--- begin Dataset entries ---
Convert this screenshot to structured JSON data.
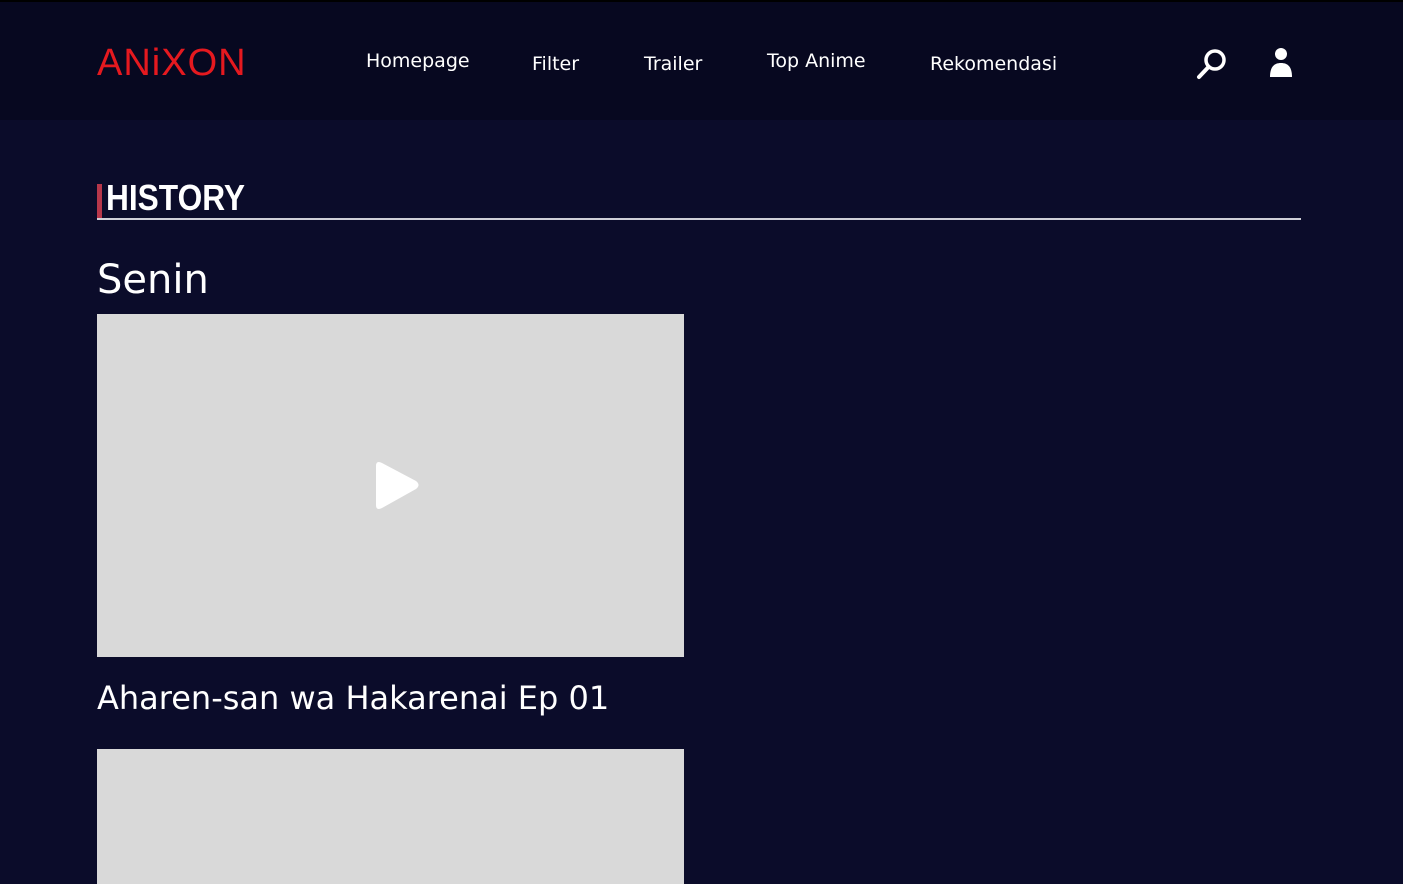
{
  "brand": {
    "logo_text": "ANiXON",
    "accent_color": "#e5191f"
  },
  "nav": {
    "items": [
      {
        "label": "Homepage"
      },
      {
        "label": "Filter"
      },
      {
        "label": "Trailer"
      },
      {
        "label": "Top Anime"
      },
      {
        "label": "Rekomendasi"
      }
    ],
    "icons": [
      "search-icon",
      "user-icon"
    ]
  },
  "page": {
    "section_title": "HISTORY",
    "section_accent_color": "#b7374a",
    "background_color": "#0b0c2a"
  },
  "history": {
    "groups": [
      {
        "day": "Senin",
        "entries": [
          {
            "title": "Aharen-san wa Hakarenai Ep 01",
            "thumbnail_icon": "play-icon"
          },
          {
            "title": "",
            "thumbnail_icon": ""
          }
        ]
      }
    ]
  }
}
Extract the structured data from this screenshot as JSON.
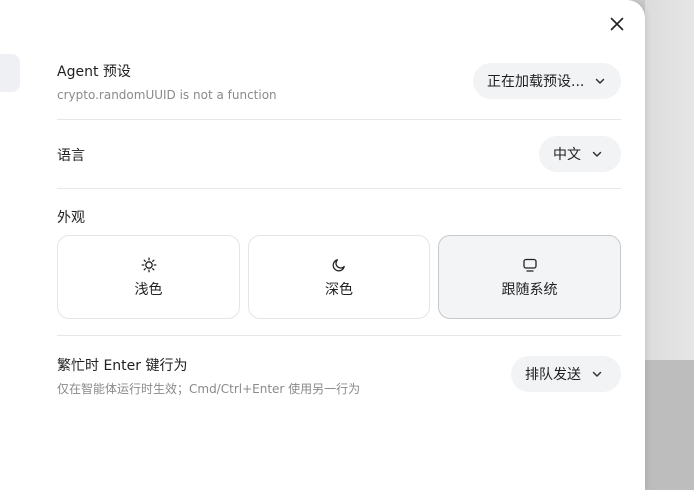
{
  "agent_preset": {
    "title": "Agent 预设",
    "error": "crypto.randomUUID is not a function",
    "dropdown_value": "正在加载预设..."
  },
  "language": {
    "title": "语言",
    "dropdown_value": "中文"
  },
  "appearance": {
    "title": "外观",
    "options": [
      {
        "label": "浅色",
        "icon": "sun-icon"
      },
      {
        "label": "深色",
        "icon": "moon-icon"
      },
      {
        "label": "跟随系统",
        "icon": "monitor-icon"
      }
    ],
    "selected": "跟随系统"
  },
  "busy_enter": {
    "title": "繁忙时 Enter 键行为",
    "hint": "仅在智能体运行时生效；Cmd/Ctrl+Enter 使用另一行为",
    "dropdown_value": "排队发送"
  },
  "icons": {
    "close": "close-icon",
    "chevron": "chevron-down-icon"
  }
}
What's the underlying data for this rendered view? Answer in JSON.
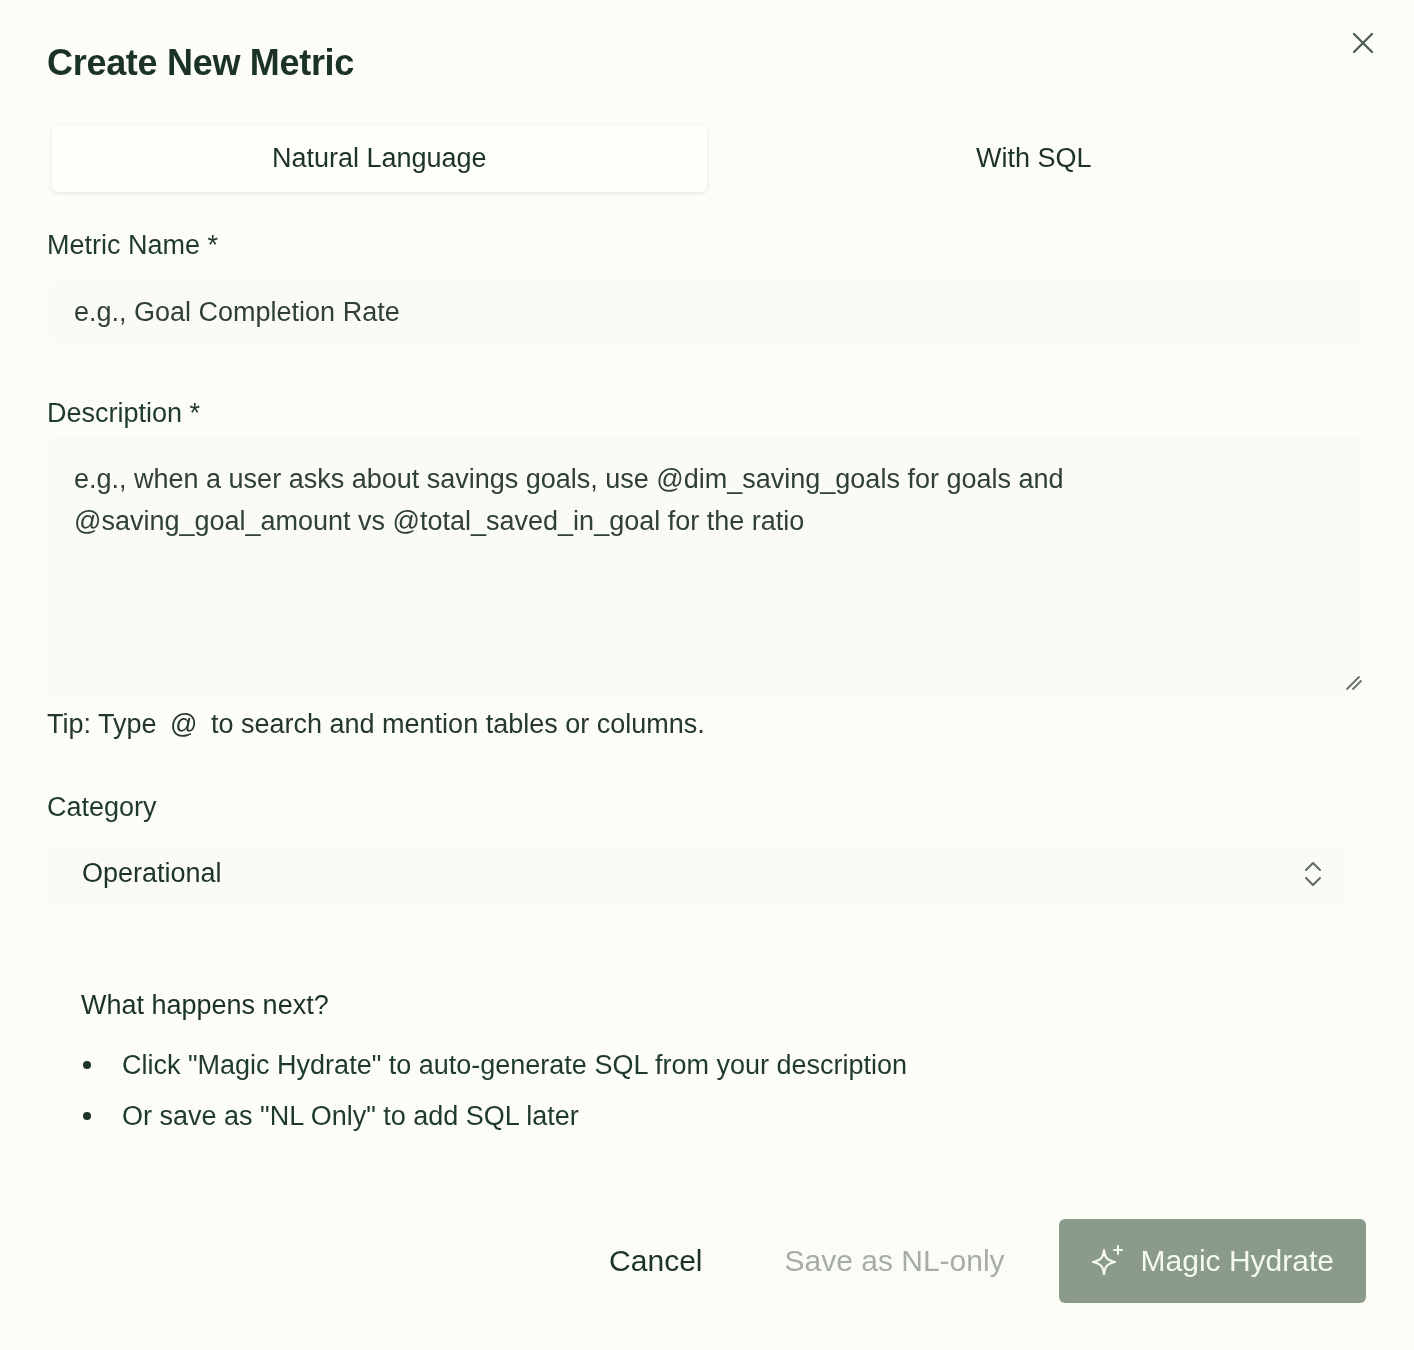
{
  "dialog": {
    "title": "Create New Metric"
  },
  "tabs": [
    {
      "label": "Natural Language",
      "selected": true
    },
    {
      "label": "With SQL",
      "selected": false
    }
  ],
  "fields": [
    {
      "kind": "input",
      "label": "Metric Name *",
      "placeholder": "e.g., Goal Completion Rate"
    },
    {
      "kind": "textarea",
      "label": "Description *",
      "placeholder": "e.g., when a user asks about savings goals, use @dim_saving_goals for goals and @saving_goal_amount vs @total_saved_in_goal for the ratio"
    }
  ],
  "tip": {
    "before": "Tip: Type",
    "mention": "@",
    "after": "to search and mention tables or columns."
  },
  "category": {
    "label": "Category",
    "value": "Operational"
  },
  "next_steps": {
    "heading": "What happens next?",
    "items": [
      "Click \"Magic Hydrate\" to auto-generate SQL from your description",
      "Or save as \"NL Only\" to add SQL later"
    ]
  },
  "buttons": [
    {
      "label": "Cancel",
      "kind": "text",
      "disabled": false
    },
    {
      "label": "Save as NL-only",
      "kind": "text",
      "disabled": true
    },
    {
      "label": "Magic Hydrate",
      "kind": "primary",
      "disabled": true
    }
  ]
}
--- end Dataset entries ---
• What is required:
Show each line holding the word "kind".

• Task response:
      "kind": "input",
      "kind": "textarea",
      "kind": "text",
      "kind": "text",
      "kind": "primary",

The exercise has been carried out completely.